| Problem to solve |
All records must be quoted exactly. Omit the pictures.

| Stored records |
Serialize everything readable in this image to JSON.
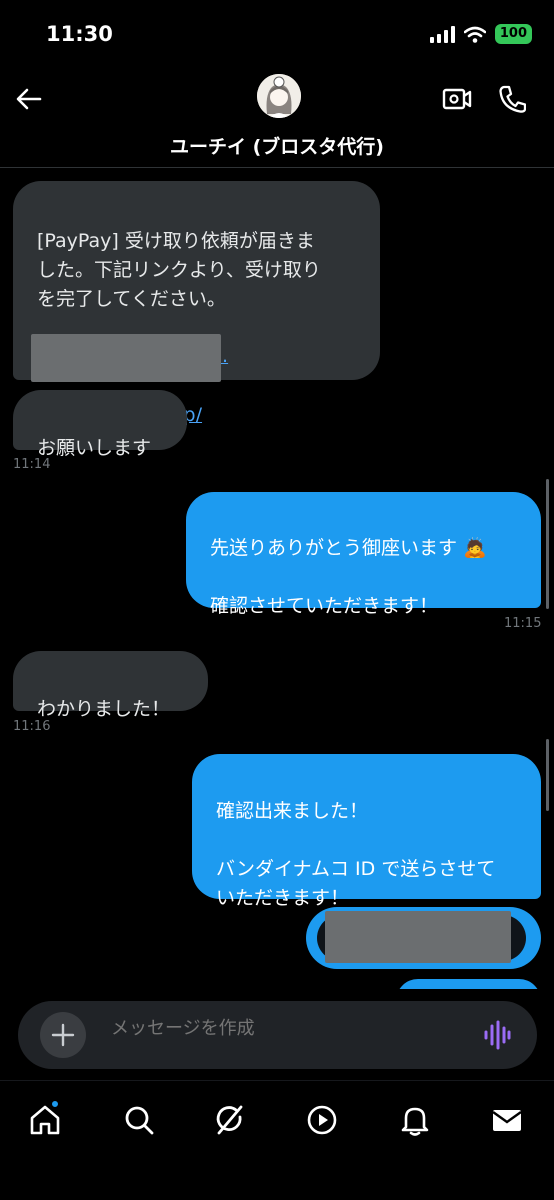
{
  "status_bar": {
    "time": "11:30",
    "battery": "100",
    "icons": [
      "cellular-signal-icon",
      "wifi-icon",
      "battery-icon"
    ]
  },
  "header": {
    "peer_name": "ユーチイ (ブロスタ代行)",
    "icons": [
      "back-arrow-icon",
      "video-call-icon",
      "phone-call-icon"
    ]
  },
  "messages": [
    {
      "direction": "incoming",
      "lines": "[PayPay] 受け取り依頼が届きま\nした。下記リンクより、受け取り\nを完了してください。",
      "link": "pay.paypay.ne.jp/",
      "link_suffix": "..",
      "redacted": true
    },
    {
      "direction": "incoming",
      "text": "お願いします",
      "time": "11:14"
    },
    {
      "direction": "outgoing",
      "text": "先送りありがとう御座います 🙇\n\n確認させていただきます！",
      "time": "11:15"
    },
    {
      "direction": "incoming",
      "text": "わかりました！",
      "time": "11:16"
    },
    {
      "direction": "outgoing",
      "text": "確認出来ました！\n\nバンダイナムコ ID で送らさせて\nいただきます！"
    },
    {
      "direction": "outgoing",
      "redacted": true
    }
  ],
  "composer": {
    "placeholder": "メッセージを作成",
    "icons": [
      "plus-icon",
      "voice-message-icon"
    ]
  },
  "tab_bar": {
    "items": [
      "home",
      "search",
      "grok",
      "video",
      "notifications",
      "messages"
    ],
    "home_has_badge": true
  },
  "colors": {
    "background": "#000000",
    "incoming_bubble": "#2f3336",
    "outgoing_bubble": "#1d9bf0",
    "link": "#4aa3f7",
    "battery": "#34c759"
  }
}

| Solution |
Serialize everything readable in this image to JSON.
{
  "status_bar": {
    "time": "11:30",
    "battery": "100",
    "icons": [
      "cellular-signal-icon",
      "wifi-icon",
      "battery-icon"
    ]
  },
  "header": {
    "peer_name": "ユーチイ (ブロスタ代行)",
    "icons": [
      "back-arrow-icon",
      "video-call-icon",
      "phone-call-icon"
    ]
  },
  "messages": [
    {
      "direction": "incoming",
      "lines": "[PayPay] 受け取り依頼が届きま\nした。下記リンクより、受け取り\nを完了してください。",
      "link": "pay.paypay.ne.jp/",
      "link_suffix": "..",
      "redacted": true
    },
    {
      "direction": "incoming",
      "text": "お願いします",
      "time": "11:14"
    },
    {
      "direction": "outgoing",
      "text": "先送りありがとう御座います 🙇\n\n確認させていただきます！",
      "time": "11:15"
    },
    {
      "direction": "incoming",
      "text": "わかりました！",
      "time": "11:16"
    },
    {
      "direction": "outgoing",
      "text": "確認出来ました！\n\nバンダイナムコ ID で送らさせて\nいただきます！"
    },
    {
      "direction": "outgoing",
      "redacted": true
    }
  ],
  "composer": {
    "placeholder": "メッセージを作成",
    "icons": [
      "plus-icon",
      "voice-message-icon"
    ]
  },
  "tab_bar": {
    "items": [
      "home",
      "search",
      "grok",
      "video",
      "notifications",
      "messages"
    ],
    "home_has_badge": true
  },
  "colors": {
    "background": "#000000",
    "incoming_bubble": "#2f3336",
    "outgoing_bubble": "#1d9bf0",
    "link": "#4aa3f7",
    "battery": "#34c759"
  }
}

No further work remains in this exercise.